• [Directions]:
In the records below, pick out all lines containing the word "What".

• [Stored records]:
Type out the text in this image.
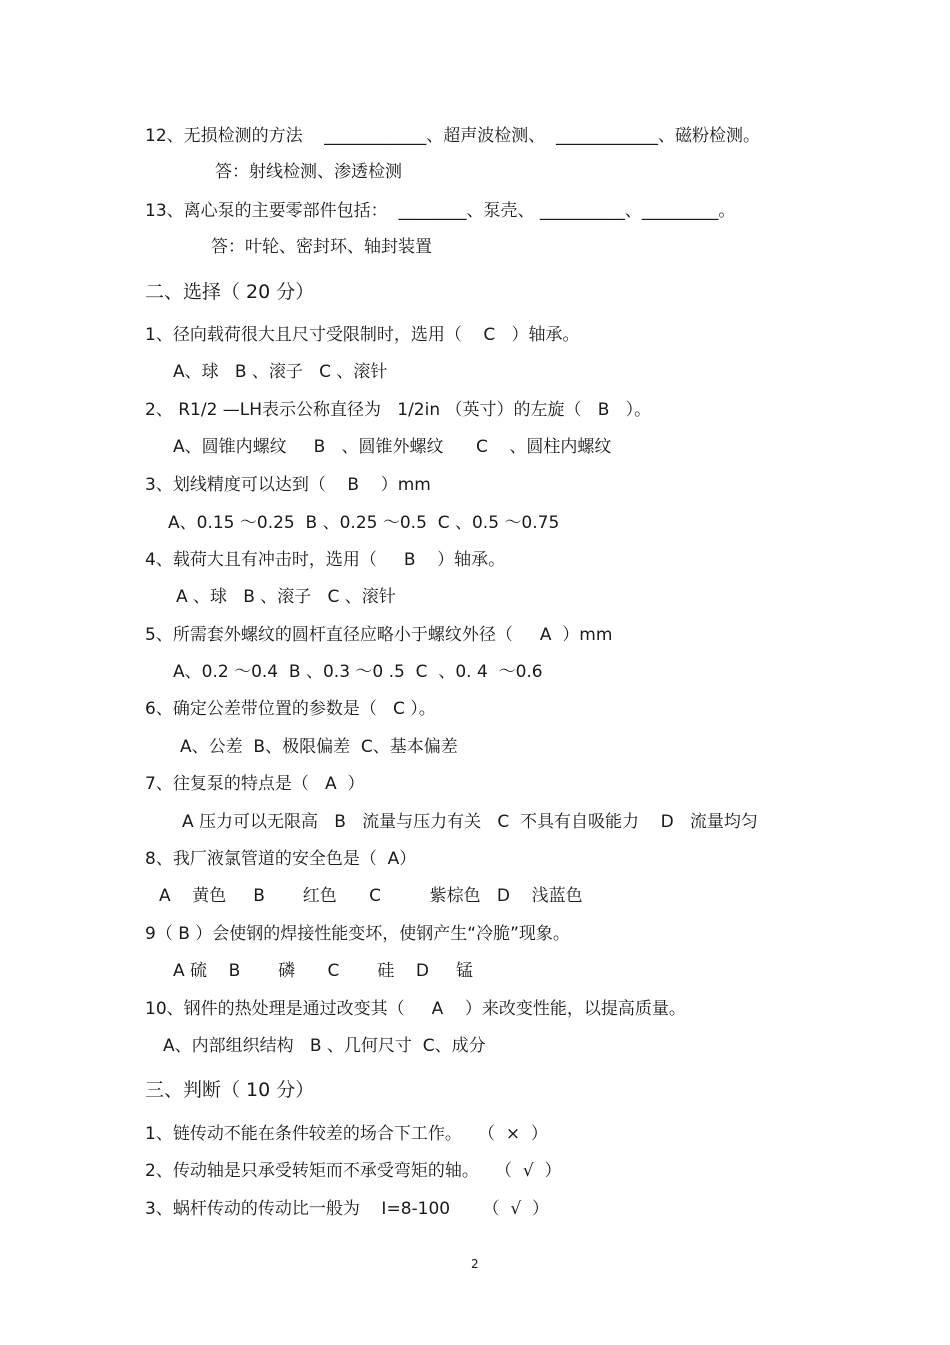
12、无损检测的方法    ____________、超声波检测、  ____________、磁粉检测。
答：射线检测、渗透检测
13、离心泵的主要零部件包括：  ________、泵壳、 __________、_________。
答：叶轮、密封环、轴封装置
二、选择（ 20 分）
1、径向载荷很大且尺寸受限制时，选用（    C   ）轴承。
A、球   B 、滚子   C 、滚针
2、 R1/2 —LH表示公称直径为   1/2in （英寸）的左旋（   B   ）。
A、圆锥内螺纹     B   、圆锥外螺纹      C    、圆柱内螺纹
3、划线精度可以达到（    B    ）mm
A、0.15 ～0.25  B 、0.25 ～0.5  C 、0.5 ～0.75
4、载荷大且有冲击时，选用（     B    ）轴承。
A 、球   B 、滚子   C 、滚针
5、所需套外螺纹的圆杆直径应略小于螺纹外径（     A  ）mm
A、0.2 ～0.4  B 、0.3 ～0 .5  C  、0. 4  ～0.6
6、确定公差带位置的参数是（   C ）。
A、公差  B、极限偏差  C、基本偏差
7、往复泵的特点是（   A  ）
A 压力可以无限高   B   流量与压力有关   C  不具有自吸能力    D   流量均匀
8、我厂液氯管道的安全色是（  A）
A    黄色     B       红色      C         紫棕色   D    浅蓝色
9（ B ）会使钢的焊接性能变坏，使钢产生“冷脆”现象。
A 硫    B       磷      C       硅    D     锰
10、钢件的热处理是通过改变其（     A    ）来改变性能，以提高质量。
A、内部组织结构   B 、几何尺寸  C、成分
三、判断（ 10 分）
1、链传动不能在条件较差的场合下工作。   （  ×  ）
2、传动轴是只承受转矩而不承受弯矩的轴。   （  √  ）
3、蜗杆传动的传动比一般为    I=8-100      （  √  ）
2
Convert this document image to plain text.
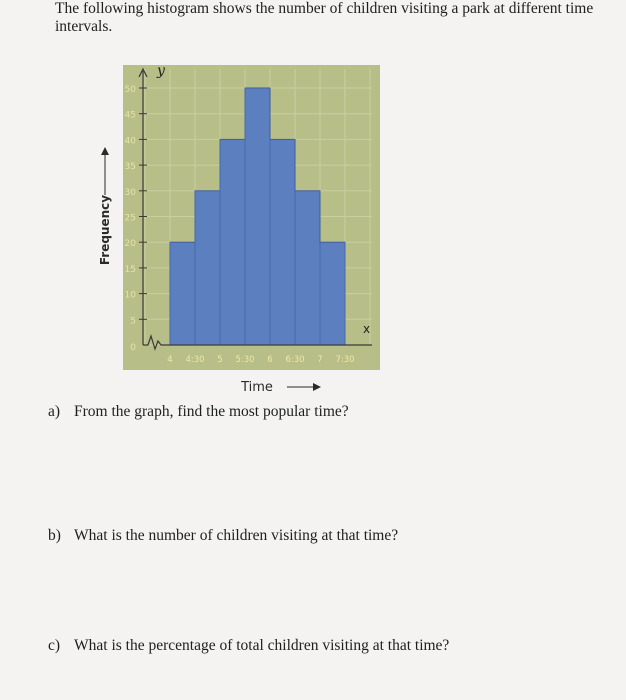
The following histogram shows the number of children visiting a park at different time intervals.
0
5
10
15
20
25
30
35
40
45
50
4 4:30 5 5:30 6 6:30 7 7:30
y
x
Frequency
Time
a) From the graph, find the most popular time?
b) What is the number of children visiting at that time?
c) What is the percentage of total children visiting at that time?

• [Solution for this exercise]:
b) What is the number of children visiting at that time?
c) What is the percentage of total children visiting at that time?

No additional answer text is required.